Activités:
**1.** D'après le récit sur la destruction de la ruche :
(a) À quel moment de la journée les abeilles sont-elles enfermées ?
(b) Que brûle-t-on dans le grand trou ?
(c) Avec quel outil passe-t-on l'emplacement initial de la ruche à la flamme ?
**2.** Recopiez fidèlement le passage du récit sur la destruction de la ruche qui commence par « J’allume une mèche » et se poursuit jusqu'à « me tombe dessus. ».

Maintenant que je me suis « intellectuellement » convaincu de la décision à prendre, il va falloir passer à l’acte et ça c’est vraiment un très triste moment : tuer ses abeilles que l’on bichonne à longueur d’année : dur, dur. (Que doit être la détresse des éleveurs de bovins quand on leur fait abattre leur troupeau pour cause de maladie de la vache folle !)
Alors au petit matin, avant que les abeilles ne sortent, je les enferme et emmène la ruche à l’écart.
J’allume une mèche de soufre sur un support métallique que je dépose sur les cadres et referme la ruche.
J’entends leur bruissement monter dans les vapeurs du gaz mortel, puis redescendre doucement et un silence de plomb me tombe dessus.
Il faut dominer l’émotion et s’atteler à la désinfection.
Je fais un grand trou dans lequel je brûle tous les cadres et cadavres puis je le rebouche avant que des pilleuses ne viennent s’intéresser à d’éventuels résidus.
Je passe l’emplacement initial de la ruche à la flamme du désherbeur thermique.

Entrées du jeu de données

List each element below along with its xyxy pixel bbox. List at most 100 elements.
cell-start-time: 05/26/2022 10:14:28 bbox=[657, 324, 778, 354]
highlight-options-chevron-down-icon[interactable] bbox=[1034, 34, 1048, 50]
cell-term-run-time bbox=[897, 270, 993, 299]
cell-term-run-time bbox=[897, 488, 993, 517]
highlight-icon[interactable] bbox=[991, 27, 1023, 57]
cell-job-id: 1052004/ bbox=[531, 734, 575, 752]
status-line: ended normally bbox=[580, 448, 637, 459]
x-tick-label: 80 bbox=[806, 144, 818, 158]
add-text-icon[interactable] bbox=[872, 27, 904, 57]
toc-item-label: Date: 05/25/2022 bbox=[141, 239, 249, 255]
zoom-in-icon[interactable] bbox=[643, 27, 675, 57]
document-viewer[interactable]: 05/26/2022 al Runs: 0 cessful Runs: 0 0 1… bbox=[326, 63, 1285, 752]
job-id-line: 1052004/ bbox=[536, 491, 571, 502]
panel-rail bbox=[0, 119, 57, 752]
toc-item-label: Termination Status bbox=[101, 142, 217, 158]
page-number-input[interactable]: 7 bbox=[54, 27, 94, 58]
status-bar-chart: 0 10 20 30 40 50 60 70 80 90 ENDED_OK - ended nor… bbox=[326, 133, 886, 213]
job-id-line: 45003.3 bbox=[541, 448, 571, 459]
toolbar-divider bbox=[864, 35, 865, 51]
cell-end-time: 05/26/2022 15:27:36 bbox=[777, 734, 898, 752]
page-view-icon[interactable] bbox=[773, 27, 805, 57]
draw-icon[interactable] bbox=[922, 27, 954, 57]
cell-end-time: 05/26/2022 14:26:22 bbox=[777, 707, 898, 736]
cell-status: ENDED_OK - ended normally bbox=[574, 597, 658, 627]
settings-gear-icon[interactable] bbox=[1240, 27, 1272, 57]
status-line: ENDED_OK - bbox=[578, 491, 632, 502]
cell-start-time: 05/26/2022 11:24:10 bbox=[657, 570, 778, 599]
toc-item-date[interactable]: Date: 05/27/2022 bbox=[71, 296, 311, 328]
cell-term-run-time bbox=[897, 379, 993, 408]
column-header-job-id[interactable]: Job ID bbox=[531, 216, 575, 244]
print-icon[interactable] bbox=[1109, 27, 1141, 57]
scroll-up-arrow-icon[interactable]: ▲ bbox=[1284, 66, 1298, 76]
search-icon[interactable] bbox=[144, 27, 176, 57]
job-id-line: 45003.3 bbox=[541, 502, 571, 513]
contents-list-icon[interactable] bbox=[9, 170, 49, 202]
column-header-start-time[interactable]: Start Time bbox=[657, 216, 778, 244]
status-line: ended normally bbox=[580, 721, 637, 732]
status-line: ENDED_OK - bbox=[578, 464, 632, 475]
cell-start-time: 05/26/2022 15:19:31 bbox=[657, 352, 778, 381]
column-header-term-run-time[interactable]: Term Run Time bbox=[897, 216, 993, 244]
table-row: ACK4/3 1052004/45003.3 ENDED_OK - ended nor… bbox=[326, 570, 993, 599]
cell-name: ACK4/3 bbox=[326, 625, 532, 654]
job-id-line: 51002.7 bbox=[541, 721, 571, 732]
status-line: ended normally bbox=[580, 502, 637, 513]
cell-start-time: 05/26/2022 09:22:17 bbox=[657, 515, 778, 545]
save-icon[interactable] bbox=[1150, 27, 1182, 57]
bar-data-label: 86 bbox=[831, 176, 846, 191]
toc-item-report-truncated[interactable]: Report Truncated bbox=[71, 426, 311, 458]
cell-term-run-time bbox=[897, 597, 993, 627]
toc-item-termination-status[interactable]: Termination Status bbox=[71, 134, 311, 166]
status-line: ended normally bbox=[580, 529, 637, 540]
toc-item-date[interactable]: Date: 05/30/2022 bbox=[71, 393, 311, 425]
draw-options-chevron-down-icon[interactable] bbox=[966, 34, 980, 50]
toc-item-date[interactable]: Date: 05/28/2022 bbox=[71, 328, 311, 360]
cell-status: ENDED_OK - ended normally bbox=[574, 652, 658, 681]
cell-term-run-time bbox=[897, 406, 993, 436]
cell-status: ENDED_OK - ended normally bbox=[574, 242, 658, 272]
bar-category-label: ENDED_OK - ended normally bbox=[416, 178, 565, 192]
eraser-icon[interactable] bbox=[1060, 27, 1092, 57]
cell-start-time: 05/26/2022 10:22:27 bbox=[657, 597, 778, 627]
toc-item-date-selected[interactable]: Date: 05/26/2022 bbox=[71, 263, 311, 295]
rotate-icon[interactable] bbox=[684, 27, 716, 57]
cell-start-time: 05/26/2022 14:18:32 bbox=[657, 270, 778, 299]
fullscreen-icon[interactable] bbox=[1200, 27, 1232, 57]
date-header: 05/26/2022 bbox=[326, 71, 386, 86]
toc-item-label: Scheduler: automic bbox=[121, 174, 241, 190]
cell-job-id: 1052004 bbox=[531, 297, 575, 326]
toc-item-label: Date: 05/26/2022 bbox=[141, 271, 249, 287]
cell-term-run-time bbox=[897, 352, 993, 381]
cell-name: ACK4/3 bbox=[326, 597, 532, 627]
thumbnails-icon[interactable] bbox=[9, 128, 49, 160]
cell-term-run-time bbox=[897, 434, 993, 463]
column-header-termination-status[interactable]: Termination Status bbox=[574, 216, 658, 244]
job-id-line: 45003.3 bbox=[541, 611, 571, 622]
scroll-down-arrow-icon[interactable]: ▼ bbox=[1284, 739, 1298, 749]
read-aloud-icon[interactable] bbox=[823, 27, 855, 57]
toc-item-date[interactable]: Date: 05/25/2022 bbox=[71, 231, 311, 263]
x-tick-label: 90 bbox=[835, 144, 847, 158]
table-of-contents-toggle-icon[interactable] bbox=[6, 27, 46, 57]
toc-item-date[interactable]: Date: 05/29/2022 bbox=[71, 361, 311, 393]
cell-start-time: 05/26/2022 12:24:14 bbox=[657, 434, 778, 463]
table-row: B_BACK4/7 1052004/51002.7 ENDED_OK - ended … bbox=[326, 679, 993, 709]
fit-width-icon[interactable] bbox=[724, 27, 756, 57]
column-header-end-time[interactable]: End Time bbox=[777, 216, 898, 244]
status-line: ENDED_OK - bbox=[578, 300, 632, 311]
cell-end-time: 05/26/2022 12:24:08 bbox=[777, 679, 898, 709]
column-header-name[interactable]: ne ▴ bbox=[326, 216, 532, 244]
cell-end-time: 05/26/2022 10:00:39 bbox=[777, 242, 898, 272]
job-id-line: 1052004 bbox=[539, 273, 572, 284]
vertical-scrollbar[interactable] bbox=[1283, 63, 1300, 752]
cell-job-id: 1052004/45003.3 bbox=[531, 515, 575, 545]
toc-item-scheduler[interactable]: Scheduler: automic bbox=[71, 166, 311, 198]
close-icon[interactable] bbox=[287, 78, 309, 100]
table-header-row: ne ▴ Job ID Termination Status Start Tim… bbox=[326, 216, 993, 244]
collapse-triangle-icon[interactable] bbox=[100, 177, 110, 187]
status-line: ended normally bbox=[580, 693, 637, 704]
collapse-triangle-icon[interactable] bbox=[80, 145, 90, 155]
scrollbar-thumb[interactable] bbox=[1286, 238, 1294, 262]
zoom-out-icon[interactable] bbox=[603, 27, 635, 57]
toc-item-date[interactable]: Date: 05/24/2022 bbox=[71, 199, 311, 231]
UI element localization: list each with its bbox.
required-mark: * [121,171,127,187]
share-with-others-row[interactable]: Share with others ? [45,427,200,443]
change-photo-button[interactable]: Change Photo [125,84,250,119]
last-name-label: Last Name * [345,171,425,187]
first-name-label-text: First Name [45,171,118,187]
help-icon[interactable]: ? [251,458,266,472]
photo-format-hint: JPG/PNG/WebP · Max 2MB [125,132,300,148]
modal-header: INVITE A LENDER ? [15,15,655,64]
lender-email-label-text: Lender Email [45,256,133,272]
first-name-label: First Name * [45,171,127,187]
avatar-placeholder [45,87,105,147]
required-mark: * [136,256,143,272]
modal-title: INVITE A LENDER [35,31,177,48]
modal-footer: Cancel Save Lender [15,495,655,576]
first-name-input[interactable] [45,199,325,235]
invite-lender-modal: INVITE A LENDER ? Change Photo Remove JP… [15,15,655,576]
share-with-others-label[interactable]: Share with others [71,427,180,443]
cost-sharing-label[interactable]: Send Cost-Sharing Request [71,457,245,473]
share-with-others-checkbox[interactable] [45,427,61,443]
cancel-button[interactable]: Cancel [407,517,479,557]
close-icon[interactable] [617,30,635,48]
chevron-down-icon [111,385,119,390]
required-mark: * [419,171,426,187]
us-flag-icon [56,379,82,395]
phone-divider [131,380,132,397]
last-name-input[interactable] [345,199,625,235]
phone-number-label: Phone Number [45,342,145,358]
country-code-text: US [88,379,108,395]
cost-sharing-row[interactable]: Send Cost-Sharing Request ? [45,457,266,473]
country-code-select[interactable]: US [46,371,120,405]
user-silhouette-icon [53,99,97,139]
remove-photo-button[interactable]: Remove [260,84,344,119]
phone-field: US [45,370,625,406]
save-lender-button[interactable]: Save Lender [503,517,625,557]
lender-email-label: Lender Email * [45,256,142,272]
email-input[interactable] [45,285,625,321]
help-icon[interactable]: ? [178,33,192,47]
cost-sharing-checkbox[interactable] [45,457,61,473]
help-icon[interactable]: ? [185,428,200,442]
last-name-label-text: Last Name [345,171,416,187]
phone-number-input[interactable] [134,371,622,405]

Réponses attendues:
**1.**
(a) Au petit matin, avant que les abeilles ne sortent.
(b) Tous les cadres et cadavres.
(c) Le désherbeur thermique.

**2.**
J’allume une mèche de soufre sur un support métallique que je dépose sur les cadres et referme la ruche.
J’entends leur bruissement monter dans les vapeurs du gaz mortel, puis redescendre doucement et un silence de plomb me tombe dessus.